• _Dataset excerpt_:
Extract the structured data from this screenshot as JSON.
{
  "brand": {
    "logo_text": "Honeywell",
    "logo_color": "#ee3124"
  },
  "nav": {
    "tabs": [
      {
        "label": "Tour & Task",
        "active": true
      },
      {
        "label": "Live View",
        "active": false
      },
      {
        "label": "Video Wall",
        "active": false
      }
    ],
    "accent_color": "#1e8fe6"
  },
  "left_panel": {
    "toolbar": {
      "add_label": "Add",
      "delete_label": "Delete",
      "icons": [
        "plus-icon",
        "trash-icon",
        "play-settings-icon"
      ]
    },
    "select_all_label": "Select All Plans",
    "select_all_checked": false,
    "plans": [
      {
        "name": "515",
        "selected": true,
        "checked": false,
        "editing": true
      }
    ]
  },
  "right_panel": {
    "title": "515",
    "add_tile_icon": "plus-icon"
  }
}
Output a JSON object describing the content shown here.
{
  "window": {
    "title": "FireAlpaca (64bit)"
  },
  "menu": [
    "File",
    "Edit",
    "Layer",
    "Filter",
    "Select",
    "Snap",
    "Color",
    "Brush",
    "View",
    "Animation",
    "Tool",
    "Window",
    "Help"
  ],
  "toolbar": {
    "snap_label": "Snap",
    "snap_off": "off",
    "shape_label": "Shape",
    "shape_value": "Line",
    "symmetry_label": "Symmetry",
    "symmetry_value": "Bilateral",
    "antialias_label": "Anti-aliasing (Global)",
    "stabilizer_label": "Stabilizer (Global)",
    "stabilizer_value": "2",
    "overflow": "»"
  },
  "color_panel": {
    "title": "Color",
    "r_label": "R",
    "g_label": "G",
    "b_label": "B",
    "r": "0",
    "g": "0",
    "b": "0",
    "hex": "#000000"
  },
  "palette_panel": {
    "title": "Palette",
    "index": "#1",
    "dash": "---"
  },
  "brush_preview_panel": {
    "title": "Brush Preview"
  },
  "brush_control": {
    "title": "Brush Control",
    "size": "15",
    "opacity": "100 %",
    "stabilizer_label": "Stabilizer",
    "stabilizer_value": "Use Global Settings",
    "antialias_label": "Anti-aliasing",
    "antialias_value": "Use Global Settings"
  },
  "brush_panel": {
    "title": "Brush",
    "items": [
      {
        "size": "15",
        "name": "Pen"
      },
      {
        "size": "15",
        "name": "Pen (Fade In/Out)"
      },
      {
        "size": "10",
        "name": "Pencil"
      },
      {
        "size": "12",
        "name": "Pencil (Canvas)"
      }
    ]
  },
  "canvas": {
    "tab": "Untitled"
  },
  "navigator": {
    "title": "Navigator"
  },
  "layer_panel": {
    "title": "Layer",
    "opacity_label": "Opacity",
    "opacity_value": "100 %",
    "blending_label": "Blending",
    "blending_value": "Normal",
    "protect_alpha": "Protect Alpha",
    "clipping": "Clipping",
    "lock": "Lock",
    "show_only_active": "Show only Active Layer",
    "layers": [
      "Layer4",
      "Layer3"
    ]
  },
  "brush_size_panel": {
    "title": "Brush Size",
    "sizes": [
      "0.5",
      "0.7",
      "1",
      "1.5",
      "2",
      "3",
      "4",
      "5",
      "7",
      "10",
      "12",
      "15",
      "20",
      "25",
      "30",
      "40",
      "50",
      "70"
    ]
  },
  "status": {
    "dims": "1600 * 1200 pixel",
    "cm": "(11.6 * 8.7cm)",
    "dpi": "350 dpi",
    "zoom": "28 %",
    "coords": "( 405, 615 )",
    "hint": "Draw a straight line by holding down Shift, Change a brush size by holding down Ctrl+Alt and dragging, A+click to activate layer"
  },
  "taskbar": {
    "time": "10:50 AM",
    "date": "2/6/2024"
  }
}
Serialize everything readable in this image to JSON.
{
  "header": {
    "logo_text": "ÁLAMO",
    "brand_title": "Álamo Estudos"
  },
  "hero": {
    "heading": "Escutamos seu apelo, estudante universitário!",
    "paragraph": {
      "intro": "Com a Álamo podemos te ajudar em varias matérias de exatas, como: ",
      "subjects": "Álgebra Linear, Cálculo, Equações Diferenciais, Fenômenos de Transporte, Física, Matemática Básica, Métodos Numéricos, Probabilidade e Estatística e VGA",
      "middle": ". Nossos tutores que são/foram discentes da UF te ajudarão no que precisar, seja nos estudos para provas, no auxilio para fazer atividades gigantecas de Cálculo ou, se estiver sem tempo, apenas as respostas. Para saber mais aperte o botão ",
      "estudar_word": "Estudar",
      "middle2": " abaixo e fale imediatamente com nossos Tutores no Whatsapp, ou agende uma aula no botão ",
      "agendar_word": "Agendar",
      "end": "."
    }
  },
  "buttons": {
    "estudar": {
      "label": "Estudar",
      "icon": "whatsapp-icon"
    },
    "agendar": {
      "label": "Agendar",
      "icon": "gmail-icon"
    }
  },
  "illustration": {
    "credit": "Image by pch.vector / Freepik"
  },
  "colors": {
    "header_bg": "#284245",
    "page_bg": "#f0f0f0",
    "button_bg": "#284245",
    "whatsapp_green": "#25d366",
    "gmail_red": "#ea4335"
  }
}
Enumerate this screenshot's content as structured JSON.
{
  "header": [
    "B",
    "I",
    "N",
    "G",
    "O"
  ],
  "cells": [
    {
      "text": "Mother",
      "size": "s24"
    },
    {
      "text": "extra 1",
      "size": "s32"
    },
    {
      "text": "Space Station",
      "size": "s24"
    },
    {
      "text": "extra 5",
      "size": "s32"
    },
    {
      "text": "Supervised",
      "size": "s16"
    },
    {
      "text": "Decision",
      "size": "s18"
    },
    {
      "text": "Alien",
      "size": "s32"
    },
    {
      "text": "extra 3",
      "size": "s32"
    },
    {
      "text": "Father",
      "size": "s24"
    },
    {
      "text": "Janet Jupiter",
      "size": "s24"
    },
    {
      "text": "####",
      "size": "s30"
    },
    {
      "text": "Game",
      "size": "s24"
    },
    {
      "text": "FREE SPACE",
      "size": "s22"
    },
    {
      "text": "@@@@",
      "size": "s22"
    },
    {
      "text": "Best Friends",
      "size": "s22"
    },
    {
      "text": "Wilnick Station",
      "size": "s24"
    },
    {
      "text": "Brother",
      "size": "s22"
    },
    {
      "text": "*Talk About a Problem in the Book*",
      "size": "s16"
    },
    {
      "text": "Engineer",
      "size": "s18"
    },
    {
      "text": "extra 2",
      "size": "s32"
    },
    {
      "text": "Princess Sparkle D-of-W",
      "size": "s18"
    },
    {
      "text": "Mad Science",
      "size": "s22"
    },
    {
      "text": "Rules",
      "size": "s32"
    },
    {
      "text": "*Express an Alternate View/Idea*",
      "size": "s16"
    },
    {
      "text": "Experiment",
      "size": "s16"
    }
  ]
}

• _WRITTEN TASK_: Extract each line holding the word "aliasing" from the records.

• _SOLUTION FOR THIS PROBLEM_:
    "antialias_label": "Anti-aliasing (Global)",
    "antialias_label": "Anti-aliasing",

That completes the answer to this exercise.